BRIEF.
Omit every picture and output the rest of the records exactly as they are.

===== EXTRACTED INFORMATION =====

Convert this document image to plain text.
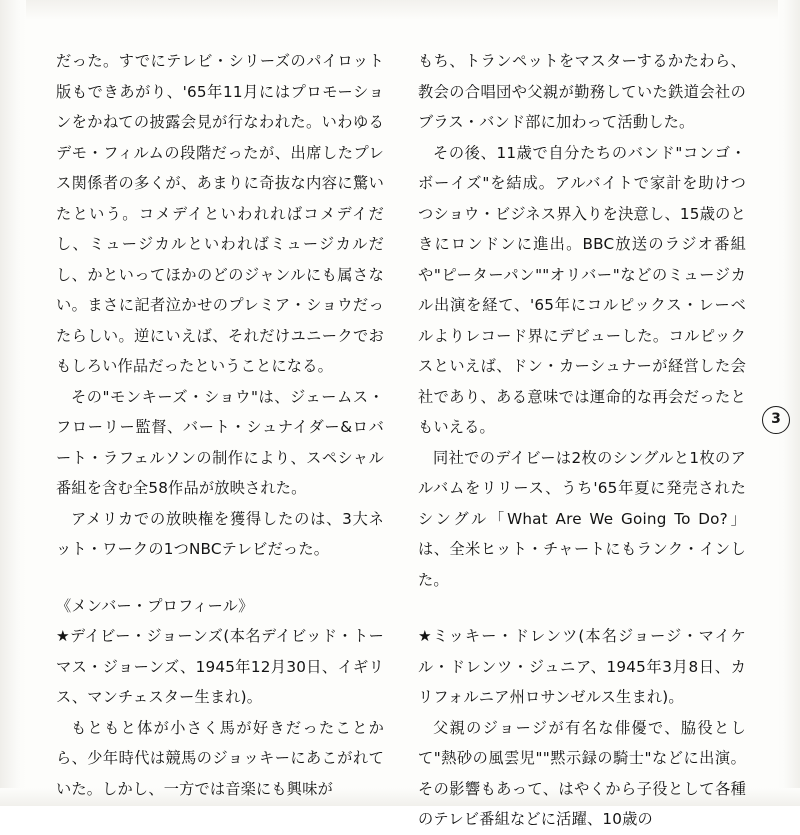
だった。すでにテレビ・シリーズのパイロット版もできあがり、'65年11月にはプロモーションをかねての披露会見が行なわれた。いわゆるデモ・フィルムの段階だったが、出席したプレス関係者の多くが、あまりに奇抜な内容に驚いたという。コメデイといわれればコメデイだし、ミュージカルといわればミュージカルだし、かといってほかのどのジャンルにも属さない。まさに記者泣かせのプレミア・ショウだったらしい。逆にいえば、それだけユニークでおもしろい作品だったということになる。

その"モンキーズ・ショウ"は、ジェームス・フローリー監督、バート・シュナイダー&ロバート・ラフェルソンの制作により、スペシャル番組を含む全58作品が放映された。

アメリカでの放映権を獲得したのは、3大ネット・ワークの1つNBCテレビだった。

《メンバー・プロフィール》

★デイビー・ジョーンズ(本名デイビッド・トーマス・ジョーンズ、1945年12月30日、イギリス、マンチェスター生まれ)。

もともと体が小さく馬が好きだったことから、少年時代は競馬のジョッキーにあこがれていた。しかし、一方では音楽にも興味が

もち、トランペットをマスターするかたわら、教会の合唱団や父親が勤務していた鉄道会社のブラス・バンド部に加わって活動した。

その後、11歳で自分たちのバンド"コンゴ・ボーイズ"を結成。アルバイトで家計を助けつつショウ・ビジネス界入りを決意し、15歳のときにロンドンに進出。BBC放送のラジオ番組や"ピーターパン""オリバー"などのミュージカル出演を経て、'65年にコルピックス・レーベルよりレコード界にデビューした。コルピックスといえば、ドン・カーシュナーが経営した会社であり、ある意味では運命的な再会だったともいえる。

同社でのデイビーは2枚のシングルと1枚のアルバムをリリース、うち'65年夏に発売されたシングル「What Are We Going To Do?」は、全米ヒット・チャートにもランク・インした。

★ミッキー・ドレンツ(本名ジョージ・マイケル・ドレンツ・ジュニア、1945年3月8日、カリフォルニア州ロサンゼルス生まれ)。

父親のジョージが有名な俳優で、脇役として"熱砂の風雲児""黙示録の騎士"などに出演。その影響もあって、はやくから子役として各種のテレビ番組などに活躍、10歳の

3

=====

TASK RESPONSE.
Convert this document image to plain text.
だった。すでにテレビ・シリーズのパイロット版もできあがり、'65年11月にはプロモーションをかねての披露会見が行なわれた。いわゆるデモ・フィルムの段階だったが、出席したプレス関係者の多くが、あまりに奇抜な内容に驚いたという。コメデイといわれればコメデイだし、ミュージカルといわればミュージカルだし、かといってほかのどのジャンルにも属さない。まさに記者泣かせのプレミア・ショウだったらしい。逆にいえば、それだけユニークでおもしろい作品だったということになる。

その"モンキーズ・ショウ"は、ジェームス・フローリー監督、バート・シュナイダー&ロバート・ラフェルソンの制作により、スペシャル番組を含む全58作品が放映された。

アメリカでの放映権を獲得したのは、3大ネット・ワークの1つNBCテレビだった。

《メンバー・プロフィール》

★デイビー・ジョーンズ(本名デイビッド・トーマス・ジョーンズ、1945年12月30日、イギリス、マンチェスター生まれ)。

もともと体が小さく馬が好きだったことから、少年時代は競馬のジョッキーにあこがれていた。しかし、一方では音楽にも興味が

もち、トランペットをマスターするかたわら、教会の合唱団や父親が勤務していた鉄道会社のブラス・バンド部に加わって活動した。

その後、11歳で自分たちのバンド"コンゴ・ボーイズ"を結成。アルバイトで家計を助けつつショウ・ビジネス界入りを決意し、15歳のときにロンドンに進出。BBC放送のラジオ番組や"ピーターパン""オリバー"などのミュージカル出演を経て、'65年にコルピックス・レーベルよりレコード界にデビューした。コルピックスといえば、ドン・カーシュナーが経営した会社であり、ある意味では運命的な再会だったともいえる。

同社でのデイビーは2枚のシングルと1枚のアルバムをリリース、うち'65年夏に発売されたシングル「What Are We Going To Do?」は、全米ヒット・チャートにもランク・インした。

★ミッキー・ドレンツ(本名ジョージ・マイケル・ドレンツ・ジュニア、1945年3月8日、カリフォルニア州ロサンゼルス生まれ)。

父親のジョージが有名な俳優で、脇役として"熱砂の風雲児""黙示録の騎士"などに出演。その影響もあって、はやくから子役として各種のテレビ番組などに活躍、10歳の

3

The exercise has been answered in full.